Scan the material that follows. Copy every line containing the word "this".

— Start Data to use —

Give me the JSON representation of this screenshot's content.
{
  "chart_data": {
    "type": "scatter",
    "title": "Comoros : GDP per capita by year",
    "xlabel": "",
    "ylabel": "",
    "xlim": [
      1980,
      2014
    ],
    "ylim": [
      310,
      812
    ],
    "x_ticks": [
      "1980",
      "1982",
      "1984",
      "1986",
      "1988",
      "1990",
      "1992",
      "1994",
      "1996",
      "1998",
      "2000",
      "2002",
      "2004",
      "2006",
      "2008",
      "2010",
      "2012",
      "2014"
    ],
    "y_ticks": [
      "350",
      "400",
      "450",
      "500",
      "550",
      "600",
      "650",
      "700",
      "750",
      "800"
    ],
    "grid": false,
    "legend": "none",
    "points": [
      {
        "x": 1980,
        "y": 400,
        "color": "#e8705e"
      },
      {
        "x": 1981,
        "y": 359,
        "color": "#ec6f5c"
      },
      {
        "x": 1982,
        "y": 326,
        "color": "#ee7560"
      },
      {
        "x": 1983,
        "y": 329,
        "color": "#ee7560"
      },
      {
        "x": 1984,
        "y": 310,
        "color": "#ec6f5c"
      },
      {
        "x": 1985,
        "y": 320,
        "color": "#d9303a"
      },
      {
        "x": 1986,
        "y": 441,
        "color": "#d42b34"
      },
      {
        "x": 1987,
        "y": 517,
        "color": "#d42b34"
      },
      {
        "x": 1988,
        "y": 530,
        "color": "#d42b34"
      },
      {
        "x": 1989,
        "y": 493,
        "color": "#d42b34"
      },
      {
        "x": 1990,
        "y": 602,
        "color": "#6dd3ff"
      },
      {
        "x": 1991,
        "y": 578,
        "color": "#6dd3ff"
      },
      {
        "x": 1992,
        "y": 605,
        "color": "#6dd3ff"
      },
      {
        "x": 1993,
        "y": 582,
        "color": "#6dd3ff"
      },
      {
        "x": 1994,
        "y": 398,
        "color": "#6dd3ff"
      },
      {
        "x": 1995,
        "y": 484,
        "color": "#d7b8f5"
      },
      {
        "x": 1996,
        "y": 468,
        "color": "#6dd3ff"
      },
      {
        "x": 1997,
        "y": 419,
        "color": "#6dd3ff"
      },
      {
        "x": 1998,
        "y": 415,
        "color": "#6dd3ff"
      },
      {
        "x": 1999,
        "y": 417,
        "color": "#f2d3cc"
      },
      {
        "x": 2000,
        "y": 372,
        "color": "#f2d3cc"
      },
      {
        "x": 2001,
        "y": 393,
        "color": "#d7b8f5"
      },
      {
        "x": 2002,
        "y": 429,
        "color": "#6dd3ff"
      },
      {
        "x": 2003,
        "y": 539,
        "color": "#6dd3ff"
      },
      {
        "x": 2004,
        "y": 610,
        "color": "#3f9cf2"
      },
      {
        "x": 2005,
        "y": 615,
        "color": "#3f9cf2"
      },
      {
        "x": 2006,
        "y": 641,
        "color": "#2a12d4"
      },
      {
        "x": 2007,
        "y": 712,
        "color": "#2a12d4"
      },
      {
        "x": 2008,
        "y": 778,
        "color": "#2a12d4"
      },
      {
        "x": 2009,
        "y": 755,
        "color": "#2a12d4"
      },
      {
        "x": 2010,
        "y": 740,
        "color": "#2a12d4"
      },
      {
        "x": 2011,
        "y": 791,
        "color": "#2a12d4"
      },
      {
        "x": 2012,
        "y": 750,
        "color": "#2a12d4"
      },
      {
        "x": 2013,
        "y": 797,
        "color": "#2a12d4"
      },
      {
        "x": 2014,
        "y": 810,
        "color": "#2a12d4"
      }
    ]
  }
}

— End Data to use —
— Start Data to use —

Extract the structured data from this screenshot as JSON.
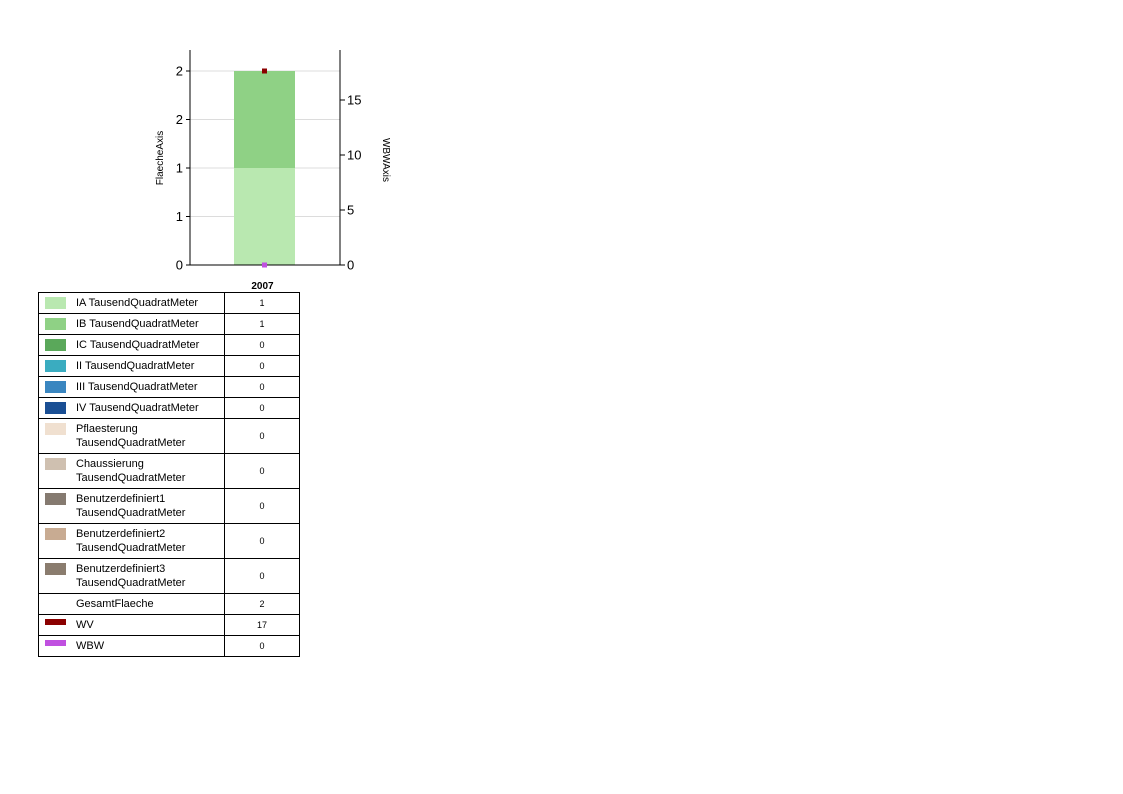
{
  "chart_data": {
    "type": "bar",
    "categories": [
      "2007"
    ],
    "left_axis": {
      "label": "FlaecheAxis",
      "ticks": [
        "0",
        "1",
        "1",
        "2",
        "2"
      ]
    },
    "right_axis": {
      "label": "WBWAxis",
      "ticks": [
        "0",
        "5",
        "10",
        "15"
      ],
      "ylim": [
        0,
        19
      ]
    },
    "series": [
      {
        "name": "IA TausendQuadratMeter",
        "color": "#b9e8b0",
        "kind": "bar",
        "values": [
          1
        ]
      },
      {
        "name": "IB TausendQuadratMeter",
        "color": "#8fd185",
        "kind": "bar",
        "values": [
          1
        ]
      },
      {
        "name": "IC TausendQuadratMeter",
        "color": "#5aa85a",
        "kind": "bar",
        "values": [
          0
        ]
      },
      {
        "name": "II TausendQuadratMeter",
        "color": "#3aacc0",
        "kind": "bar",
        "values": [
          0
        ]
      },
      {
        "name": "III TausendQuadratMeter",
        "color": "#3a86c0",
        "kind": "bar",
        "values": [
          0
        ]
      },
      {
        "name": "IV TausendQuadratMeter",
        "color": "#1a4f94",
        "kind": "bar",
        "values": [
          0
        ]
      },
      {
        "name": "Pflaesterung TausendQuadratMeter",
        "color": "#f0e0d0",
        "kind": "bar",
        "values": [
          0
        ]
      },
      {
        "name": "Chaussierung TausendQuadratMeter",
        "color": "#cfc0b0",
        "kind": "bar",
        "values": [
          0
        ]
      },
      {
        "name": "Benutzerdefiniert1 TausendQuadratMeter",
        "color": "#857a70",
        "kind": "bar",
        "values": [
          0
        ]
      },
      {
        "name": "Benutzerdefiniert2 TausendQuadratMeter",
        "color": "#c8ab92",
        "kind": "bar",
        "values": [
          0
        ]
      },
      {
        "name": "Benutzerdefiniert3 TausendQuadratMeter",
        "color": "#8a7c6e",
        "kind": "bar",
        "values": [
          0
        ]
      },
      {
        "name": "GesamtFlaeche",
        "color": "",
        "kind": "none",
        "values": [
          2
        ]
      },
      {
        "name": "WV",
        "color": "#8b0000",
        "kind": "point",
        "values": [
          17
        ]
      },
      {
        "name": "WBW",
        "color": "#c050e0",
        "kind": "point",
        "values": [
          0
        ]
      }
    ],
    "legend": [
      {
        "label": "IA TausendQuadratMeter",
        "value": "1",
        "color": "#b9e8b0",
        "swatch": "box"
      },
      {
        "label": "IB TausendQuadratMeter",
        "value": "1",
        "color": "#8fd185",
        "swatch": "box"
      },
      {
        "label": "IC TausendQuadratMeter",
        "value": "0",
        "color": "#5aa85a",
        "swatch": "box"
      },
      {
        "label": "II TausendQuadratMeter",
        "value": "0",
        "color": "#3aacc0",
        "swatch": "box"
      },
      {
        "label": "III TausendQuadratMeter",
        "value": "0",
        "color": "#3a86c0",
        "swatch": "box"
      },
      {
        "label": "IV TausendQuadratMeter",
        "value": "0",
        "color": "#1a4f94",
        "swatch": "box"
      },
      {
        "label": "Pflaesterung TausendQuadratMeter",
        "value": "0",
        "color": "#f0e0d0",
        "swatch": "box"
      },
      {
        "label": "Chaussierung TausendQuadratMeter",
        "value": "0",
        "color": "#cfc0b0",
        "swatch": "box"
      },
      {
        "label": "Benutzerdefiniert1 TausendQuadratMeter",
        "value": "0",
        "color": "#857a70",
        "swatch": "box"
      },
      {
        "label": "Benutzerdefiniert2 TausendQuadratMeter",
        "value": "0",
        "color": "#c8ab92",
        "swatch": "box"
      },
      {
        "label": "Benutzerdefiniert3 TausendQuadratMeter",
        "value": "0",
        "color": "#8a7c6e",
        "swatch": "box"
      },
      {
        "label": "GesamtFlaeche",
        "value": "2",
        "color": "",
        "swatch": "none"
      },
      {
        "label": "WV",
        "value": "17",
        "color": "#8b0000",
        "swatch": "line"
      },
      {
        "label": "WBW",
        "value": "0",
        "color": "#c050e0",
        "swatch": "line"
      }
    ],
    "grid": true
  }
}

— End Data to use —

* **Solved exercise**
Give me the JSON representation of this screenshot's content.
Extract the structured data from this screenshot as JSON.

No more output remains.